[Set problem]
All lines below must be repeated exactly, with the pictures omitted.

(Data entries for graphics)
-------------------------
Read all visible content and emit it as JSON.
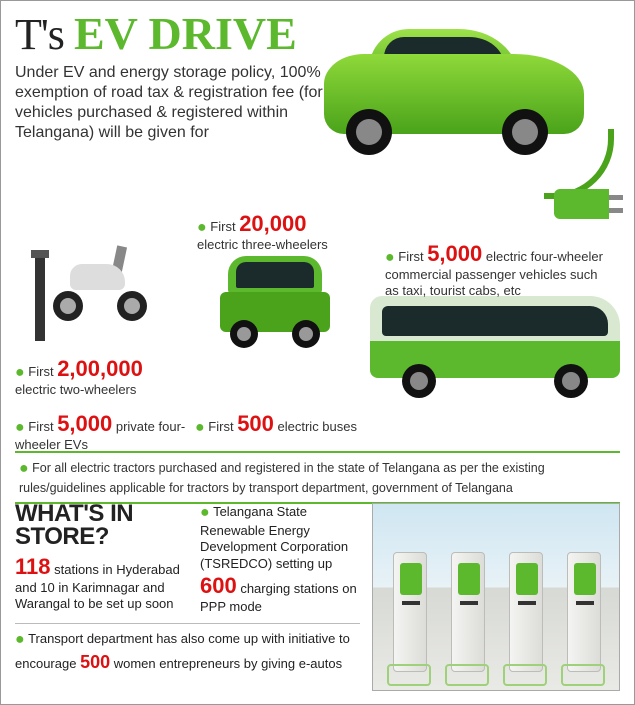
{
  "colors": {
    "accent_green": "#5cb82c",
    "dark_green": "#4aa31a",
    "number_red": "#d11",
    "text": "#333",
    "heading": "#222"
  },
  "headline": {
    "pre": "T's ",
    "accent": "EV DRIVE"
  },
  "lede": "Under EV and energy storage policy, 100% exemption of road tax & registration fee (for vehicles purchased & registered within Telangana) will be given for",
  "items": {
    "three_wheeler": {
      "pre": "First ",
      "num": "20,000",
      "post": "electric three-wheelers"
    },
    "four_wheeler_commercial": {
      "pre": "First ",
      "num": "5,000",
      "post": " electric four-wheeler commercial passenger vehicles such as taxi, tourist cabs, etc"
    },
    "two_wheeler": {
      "pre": "First ",
      "num": "2,00,000",
      "post": "electric two-wheelers"
    },
    "four_wheeler_private": {
      "pre": "First ",
      "num": "5,000",
      "post": " private four-wheeler EVs"
    },
    "bus": {
      "pre": "First ",
      "num": "500",
      "post": " electric buses"
    }
  },
  "tractor_note": "For all electric tractors purchased and registered in the state of Telangana as per the existing rules/guidelines applicable for tractors by transport department, government of Telangana",
  "store": {
    "heading_l1": "WHAT'S IN",
    "heading_l2": "STORE?",
    "stations_num": "118",
    "stations_text": " stations in Hyderabad and 10 in Karimnagar and Warangal to be set up soon"
  },
  "tsredco": {
    "lead": "Telangana State Renewable Energy Development Corporation (TSREDCO) setting up",
    "num": "600",
    "post": " charging stations on PPP mode"
  },
  "women": {
    "lead": "Transport department has also come up with initiative to encourage ",
    "num": "500",
    "post": " women entrepreneurs by giving e-autos"
  }
}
-------------------------
[Solution for this exercise]
Read all visible content and emit it as JSON.
{
  "colors": {
    "accent_green": "#5cb82c",
    "dark_green": "#4aa31a",
    "number_red": "#d11",
    "text": "#333",
    "heading": "#222"
  },
  "headline": {
    "pre": "T's ",
    "accent": "EV DRIVE"
  },
  "lede": "Under EV and energy storage policy, 100% exemption of road tax & registration fee (for vehicles purchased & registered within Telangana) will be given for",
  "items": {
    "three_wheeler": {
      "pre": "First ",
      "num": "20,000",
      "post": "electric three-wheelers"
    },
    "four_wheeler_commercial": {
      "pre": "First ",
      "num": "5,000",
      "post": " electric four-wheeler commercial passenger vehicles such as taxi, tourist cabs, etc"
    },
    "two_wheeler": {
      "pre": "First ",
      "num": "2,00,000",
      "post": "electric two-wheelers"
    },
    "four_wheeler_private": {
      "pre": "First ",
      "num": "5,000",
      "post": " private four-wheeler EVs"
    },
    "bus": {
      "pre": "First ",
      "num": "500",
      "post": " electric buses"
    }
  },
  "tractor_note": "For all electric tractors purchased and registered in the state of Telangana as per the existing rules/guidelines applicable for tractors by transport department, government of Telangana",
  "store": {
    "heading_l1": "WHAT'S IN",
    "heading_l2": "STORE?",
    "stations_num": "118",
    "stations_text": " stations in Hyderabad and 10 in Karimnagar and Warangal to be set up soon"
  },
  "tsredco": {
    "lead": "Telangana State Renewable Energy Development Corporation (TSREDCO) setting up",
    "num": "600",
    "post": " charging stations on PPP mode"
  },
  "women": {
    "lead": "Transport department has also come up with initiative to encourage ",
    "num": "500",
    "post": " women entrepreneurs by giving e-autos"
  }
}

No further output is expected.